Your goal ::
Reproduce the Thomas A. Wofford profile in full, word for word and line for line.

Provided passage ::
Member of the South Carolina Senate from the 3rd district
- In office January 10, 1967 – December 28, 1972
- Preceded by: Patrick B. Morrah Jr.
- Succeeded by: multi-member district

Personal details
- Born: Thomas Albert Wofford September 27, 1908 Laurens County, South Carolina, U.S.
- Died: February 25, 1978 (aged 69) Greenville, South Carolina, U.S.
- Party: Democratic (until 1966) Republican (from 1966)
- Education: University of South Carolina (BA) Harvard University (LLB)

= Thomas A. Wofford =

American politician (1908–1978)

Data excerpts ::
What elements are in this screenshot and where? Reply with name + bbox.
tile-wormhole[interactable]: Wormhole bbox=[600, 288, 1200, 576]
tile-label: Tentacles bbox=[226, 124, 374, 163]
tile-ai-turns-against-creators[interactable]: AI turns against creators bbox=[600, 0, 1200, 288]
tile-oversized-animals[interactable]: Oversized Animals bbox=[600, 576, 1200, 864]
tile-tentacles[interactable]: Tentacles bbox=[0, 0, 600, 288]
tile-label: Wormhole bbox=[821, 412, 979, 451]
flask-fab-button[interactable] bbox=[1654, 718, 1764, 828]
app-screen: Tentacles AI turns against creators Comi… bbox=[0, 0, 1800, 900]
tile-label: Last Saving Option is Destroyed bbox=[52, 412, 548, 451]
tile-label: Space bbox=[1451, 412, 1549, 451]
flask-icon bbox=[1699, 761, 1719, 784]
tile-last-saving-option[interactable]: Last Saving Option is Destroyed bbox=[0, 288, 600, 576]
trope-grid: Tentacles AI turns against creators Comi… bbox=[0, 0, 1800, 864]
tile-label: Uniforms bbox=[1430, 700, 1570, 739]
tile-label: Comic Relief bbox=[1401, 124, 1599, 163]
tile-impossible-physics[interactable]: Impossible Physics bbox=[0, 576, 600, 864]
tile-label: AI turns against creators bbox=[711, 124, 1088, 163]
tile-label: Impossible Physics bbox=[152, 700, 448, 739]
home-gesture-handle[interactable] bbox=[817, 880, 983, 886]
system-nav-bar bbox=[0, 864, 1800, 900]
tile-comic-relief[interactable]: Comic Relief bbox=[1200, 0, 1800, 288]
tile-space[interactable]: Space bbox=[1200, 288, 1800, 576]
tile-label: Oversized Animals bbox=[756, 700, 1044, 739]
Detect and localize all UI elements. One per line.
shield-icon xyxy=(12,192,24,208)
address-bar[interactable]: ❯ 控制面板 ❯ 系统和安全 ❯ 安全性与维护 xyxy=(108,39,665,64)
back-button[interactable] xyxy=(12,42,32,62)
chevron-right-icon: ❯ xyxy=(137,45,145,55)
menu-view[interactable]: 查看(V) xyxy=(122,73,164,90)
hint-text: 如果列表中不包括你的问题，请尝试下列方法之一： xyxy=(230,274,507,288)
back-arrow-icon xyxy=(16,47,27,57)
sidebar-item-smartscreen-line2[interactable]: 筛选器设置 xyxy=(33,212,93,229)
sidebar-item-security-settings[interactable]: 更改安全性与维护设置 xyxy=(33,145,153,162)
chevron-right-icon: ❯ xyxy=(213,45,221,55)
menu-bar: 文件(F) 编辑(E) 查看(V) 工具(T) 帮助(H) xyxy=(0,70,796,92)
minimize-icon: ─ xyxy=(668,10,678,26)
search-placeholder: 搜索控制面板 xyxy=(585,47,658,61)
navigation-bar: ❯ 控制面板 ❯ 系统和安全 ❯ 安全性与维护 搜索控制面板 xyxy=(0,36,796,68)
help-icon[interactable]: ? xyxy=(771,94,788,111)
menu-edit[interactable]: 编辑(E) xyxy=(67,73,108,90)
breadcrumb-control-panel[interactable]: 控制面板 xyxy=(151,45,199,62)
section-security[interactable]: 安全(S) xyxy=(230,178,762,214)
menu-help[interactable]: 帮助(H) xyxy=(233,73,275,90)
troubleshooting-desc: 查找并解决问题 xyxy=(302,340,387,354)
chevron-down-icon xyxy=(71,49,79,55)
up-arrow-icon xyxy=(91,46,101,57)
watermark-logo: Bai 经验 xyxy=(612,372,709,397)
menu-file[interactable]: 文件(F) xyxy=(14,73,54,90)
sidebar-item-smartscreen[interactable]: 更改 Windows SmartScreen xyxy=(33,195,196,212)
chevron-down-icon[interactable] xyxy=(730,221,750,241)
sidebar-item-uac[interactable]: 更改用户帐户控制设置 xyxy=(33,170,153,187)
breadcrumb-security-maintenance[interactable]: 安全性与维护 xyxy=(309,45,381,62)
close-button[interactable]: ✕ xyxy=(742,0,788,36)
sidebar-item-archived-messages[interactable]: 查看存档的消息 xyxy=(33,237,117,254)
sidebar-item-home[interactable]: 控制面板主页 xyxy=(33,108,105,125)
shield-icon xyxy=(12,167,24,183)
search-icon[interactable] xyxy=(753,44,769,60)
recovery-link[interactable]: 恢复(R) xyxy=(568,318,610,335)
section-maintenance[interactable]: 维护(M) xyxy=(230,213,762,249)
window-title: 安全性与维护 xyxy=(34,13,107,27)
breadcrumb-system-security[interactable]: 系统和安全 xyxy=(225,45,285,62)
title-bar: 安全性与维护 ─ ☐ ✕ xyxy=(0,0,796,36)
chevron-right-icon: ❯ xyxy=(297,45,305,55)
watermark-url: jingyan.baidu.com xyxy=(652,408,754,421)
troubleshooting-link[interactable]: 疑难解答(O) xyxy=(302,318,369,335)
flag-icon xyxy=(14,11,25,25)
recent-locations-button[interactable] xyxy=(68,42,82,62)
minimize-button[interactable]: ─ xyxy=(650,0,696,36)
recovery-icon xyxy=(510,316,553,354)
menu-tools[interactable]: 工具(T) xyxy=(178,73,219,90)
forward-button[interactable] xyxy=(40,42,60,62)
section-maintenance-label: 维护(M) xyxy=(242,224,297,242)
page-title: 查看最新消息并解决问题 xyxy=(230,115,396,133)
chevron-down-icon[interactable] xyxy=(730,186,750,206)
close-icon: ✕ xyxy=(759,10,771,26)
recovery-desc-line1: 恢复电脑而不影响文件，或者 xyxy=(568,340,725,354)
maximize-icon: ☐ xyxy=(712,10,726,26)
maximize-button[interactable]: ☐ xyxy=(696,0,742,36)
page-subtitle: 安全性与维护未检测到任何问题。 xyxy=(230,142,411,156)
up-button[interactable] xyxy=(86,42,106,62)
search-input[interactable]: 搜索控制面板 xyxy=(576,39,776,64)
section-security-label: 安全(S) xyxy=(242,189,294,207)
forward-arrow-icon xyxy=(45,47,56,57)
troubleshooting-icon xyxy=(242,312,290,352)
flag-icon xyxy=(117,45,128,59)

Result below ::
Member of the South Carolina Senate from the 3rd district
- In office January 10, 1967 – December 28, 1972
- Preceded by: Patrick B. Morrah Jr.
- Succeeded by: multi-member district

Personal details
- Born: Thomas Albert Wofford September 27, 1908 Laurens County, South Carolina, U.S.
- Died: February 25, 1978 (aged 69) Greenville, South Carolina, U.S.
- Party: Democratic (until 1966) Republican (from 1966)
- Education: University of South Carolina (BA) Harvard University (LLB)

= Thomas A. Wofford =

American politician (1908–1978)